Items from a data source
--------------------------------------------------

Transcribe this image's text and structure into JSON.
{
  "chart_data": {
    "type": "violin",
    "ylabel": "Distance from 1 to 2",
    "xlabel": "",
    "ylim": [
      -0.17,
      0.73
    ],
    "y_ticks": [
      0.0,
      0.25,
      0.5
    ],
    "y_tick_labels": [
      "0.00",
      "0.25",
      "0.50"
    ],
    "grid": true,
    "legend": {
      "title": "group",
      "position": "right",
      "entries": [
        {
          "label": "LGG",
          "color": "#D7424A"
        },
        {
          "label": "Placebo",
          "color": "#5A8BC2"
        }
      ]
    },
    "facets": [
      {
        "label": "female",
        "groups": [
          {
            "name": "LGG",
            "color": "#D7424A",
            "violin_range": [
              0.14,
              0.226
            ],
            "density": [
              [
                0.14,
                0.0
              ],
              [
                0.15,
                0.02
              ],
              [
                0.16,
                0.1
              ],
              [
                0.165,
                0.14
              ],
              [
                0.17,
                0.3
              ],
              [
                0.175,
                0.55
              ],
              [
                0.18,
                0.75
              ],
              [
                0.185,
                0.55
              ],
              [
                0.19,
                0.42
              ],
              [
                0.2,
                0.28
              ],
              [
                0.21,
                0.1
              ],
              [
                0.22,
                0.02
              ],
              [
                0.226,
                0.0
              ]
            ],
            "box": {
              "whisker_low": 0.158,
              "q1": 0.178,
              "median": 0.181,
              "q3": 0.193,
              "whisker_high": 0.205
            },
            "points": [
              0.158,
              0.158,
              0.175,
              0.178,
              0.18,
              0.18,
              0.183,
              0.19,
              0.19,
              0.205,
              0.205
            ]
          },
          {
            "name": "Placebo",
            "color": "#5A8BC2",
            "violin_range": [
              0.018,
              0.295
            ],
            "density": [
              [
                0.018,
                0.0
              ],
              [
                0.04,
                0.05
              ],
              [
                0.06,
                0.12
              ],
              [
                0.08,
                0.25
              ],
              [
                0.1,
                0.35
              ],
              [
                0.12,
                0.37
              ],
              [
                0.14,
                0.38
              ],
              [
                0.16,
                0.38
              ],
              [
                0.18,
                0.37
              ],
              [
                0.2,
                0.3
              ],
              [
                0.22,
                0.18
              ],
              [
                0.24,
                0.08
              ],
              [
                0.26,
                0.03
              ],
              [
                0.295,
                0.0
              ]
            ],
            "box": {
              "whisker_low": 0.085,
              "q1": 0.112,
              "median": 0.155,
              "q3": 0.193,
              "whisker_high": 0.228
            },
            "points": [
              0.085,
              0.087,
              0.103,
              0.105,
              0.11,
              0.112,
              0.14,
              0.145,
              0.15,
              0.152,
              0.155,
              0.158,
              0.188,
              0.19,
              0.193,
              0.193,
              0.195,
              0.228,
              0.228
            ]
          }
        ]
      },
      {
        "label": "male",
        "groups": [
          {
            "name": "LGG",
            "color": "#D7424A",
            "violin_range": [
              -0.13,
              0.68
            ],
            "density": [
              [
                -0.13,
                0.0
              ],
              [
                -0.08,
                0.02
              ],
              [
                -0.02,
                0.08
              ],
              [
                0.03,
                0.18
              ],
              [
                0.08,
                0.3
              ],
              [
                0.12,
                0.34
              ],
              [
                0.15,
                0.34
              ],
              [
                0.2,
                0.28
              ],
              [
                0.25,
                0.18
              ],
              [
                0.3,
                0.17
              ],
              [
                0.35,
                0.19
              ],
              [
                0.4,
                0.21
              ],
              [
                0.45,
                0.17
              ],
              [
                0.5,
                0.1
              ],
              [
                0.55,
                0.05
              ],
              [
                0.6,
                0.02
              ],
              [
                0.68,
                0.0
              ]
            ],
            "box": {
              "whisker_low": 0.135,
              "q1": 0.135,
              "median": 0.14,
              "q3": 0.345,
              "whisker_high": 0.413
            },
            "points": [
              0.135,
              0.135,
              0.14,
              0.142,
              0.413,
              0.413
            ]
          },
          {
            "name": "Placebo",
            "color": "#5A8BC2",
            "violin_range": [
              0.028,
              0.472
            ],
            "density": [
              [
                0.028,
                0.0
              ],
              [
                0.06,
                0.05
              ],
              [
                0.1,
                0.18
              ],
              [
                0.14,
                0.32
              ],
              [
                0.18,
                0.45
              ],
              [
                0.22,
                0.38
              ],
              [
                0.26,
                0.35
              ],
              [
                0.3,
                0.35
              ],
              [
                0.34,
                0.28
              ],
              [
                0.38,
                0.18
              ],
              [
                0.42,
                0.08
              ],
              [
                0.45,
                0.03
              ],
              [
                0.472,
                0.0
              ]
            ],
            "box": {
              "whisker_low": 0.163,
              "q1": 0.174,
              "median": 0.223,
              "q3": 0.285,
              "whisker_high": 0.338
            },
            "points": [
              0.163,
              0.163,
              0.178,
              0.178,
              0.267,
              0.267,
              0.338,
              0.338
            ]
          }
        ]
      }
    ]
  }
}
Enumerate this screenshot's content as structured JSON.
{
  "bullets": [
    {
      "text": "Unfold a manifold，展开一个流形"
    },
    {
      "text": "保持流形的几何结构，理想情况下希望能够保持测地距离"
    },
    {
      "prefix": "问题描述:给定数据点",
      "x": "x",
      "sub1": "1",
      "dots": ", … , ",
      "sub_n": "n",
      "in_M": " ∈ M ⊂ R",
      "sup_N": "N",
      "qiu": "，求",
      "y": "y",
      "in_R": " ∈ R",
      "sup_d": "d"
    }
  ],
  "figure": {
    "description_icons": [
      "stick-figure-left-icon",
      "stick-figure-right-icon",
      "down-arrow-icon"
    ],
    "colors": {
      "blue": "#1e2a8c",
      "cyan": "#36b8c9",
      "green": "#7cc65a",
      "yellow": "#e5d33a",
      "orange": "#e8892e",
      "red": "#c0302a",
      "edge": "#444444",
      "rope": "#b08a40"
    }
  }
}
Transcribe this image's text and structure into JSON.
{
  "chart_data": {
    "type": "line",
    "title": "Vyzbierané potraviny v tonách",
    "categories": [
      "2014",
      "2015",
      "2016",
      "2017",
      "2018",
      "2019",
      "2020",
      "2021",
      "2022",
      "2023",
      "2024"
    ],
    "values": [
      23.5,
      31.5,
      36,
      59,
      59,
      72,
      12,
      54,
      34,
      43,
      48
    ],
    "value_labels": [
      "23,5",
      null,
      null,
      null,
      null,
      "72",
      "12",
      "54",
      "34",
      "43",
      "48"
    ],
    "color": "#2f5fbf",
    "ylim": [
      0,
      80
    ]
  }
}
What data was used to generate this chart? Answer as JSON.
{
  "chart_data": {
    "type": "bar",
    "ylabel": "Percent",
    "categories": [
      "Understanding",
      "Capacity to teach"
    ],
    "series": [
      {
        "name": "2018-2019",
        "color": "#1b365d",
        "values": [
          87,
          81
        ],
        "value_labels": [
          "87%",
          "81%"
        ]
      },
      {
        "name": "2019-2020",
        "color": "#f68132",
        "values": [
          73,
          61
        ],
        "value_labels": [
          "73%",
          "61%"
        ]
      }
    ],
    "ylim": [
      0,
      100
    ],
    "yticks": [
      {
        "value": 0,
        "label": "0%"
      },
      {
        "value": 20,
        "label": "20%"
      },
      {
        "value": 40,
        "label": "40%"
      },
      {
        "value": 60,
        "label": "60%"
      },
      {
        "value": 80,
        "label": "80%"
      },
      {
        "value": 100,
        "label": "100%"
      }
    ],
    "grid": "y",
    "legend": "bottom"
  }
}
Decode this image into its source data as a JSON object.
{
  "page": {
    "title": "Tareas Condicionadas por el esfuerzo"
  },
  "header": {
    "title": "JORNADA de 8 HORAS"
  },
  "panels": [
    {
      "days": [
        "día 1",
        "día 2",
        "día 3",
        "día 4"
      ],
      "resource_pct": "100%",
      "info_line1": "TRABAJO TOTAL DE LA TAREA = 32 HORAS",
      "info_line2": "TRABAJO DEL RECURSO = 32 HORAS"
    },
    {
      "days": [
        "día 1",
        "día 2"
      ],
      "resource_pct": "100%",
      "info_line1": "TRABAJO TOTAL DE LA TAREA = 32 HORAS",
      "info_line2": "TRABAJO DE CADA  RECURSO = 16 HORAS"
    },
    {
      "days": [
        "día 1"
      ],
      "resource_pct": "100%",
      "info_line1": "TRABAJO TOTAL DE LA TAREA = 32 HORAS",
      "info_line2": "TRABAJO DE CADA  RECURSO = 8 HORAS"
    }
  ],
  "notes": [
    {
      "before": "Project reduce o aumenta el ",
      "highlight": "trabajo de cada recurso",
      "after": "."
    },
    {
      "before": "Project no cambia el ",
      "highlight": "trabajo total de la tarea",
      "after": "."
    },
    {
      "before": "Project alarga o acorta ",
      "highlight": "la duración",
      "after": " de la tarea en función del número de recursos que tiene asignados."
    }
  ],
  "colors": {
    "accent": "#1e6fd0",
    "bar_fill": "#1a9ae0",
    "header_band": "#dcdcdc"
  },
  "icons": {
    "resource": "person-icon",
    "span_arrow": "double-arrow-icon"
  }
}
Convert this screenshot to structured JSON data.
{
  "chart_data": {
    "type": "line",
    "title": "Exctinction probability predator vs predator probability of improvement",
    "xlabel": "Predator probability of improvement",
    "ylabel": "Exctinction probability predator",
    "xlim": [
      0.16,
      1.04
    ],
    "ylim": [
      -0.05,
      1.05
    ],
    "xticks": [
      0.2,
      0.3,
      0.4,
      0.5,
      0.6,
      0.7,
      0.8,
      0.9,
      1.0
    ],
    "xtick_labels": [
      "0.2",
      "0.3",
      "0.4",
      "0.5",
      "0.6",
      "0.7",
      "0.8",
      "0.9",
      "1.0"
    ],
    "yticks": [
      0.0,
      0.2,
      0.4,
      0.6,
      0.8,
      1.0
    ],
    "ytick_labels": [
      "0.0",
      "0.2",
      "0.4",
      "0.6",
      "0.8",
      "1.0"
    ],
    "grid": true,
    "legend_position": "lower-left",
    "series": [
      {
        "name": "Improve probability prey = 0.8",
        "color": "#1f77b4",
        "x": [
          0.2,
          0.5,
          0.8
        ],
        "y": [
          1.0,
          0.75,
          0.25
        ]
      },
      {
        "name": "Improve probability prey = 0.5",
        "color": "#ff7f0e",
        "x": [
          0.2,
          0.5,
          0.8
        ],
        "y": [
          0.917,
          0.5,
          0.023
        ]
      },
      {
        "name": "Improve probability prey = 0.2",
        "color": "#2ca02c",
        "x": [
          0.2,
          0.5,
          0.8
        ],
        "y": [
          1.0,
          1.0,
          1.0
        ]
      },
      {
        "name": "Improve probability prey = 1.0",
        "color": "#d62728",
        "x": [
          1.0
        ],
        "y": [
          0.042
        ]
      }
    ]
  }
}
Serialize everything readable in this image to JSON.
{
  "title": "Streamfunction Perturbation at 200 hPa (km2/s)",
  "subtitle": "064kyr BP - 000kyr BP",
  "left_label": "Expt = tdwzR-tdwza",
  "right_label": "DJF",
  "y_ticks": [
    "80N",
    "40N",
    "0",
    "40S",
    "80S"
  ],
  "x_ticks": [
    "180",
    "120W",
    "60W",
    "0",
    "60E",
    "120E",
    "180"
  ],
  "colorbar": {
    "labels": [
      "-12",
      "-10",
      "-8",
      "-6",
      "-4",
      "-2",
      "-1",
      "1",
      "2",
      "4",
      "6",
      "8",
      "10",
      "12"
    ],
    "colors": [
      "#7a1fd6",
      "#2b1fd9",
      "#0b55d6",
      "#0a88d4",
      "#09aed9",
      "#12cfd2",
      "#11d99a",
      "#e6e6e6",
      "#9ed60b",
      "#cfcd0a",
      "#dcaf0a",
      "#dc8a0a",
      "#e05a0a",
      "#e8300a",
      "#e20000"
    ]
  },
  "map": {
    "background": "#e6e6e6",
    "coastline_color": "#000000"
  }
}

--------------------------------------------------

What is required:
From the line holding "Serialize everything readable" down to the final line above, quote every line exactly and only those lines.

Reply to the exercise:
Serialize everything readable in this image to JSON.
{
  "title": "Streamfunction Perturbation at 200 hPa (km2/s)",
  "subtitle": "064kyr BP - 000kyr BP",
  "left_label": "Expt = tdwzR-tdwza",
  "right_label": "DJF",
  "y_ticks": [
    "80N",
    "40N",
    "0",
    "40S",
    "80S"
  ],
  "x_ticks": [
    "180",
    "120W",
    "60W",
    "0",
    "60E",
    "120E",
    "180"
  ],
  "colorbar": {
    "labels": [
      "-12",
      "-10",
      "-8",
      "-6",
      "-4",
      "-2",
      "-1",
      "1",
      "2",
      "4",
      "6",
      "8",
      "10",
      "12"
    ],
    "colors": [
      "#7a1fd6",
      "#2b1fd9",
      "#0b55d6",
      "#0a88d4",
      "#09aed9",
      "#12cfd2",
      "#11d99a",
      "#e6e6e6",
      "#9ed60b",
      "#cfcd0a",
      "#dcaf0a",
      "#dc8a0a",
      "#e05a0a",
      "#e8300a",
      "#e20000"
    ]
  },
  "map": {
    "background": "#e6e6e6",
    "coastline_color": "#000000"
  }
}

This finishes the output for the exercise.